PROBLEM:
Filter the records below for the word "Aspek". Copy each line that holds it.

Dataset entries
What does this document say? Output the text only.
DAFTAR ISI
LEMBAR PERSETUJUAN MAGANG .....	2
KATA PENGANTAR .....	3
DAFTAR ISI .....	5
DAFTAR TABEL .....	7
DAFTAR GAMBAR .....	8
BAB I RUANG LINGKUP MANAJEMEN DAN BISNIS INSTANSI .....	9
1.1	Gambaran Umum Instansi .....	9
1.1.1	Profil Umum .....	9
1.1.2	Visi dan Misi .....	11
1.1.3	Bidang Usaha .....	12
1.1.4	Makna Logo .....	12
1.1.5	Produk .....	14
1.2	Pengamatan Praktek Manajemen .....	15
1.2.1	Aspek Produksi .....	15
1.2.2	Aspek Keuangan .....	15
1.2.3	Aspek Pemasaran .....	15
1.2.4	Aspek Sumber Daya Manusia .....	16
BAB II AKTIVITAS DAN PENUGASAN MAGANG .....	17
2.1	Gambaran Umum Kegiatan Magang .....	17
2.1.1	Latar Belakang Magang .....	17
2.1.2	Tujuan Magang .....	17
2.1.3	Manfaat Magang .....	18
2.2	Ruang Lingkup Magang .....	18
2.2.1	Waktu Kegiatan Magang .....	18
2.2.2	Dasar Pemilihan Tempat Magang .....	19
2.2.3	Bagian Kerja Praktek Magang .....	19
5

COMPLETED EXERCISE:
1.2.1	Aspek Produksi .....	15
1.2.2	Aspek Keuangan .....	15
1.2.3	Aspek Pemasaran .....	15
1.2.4	Aspek Sumber Daya Manusia .....	16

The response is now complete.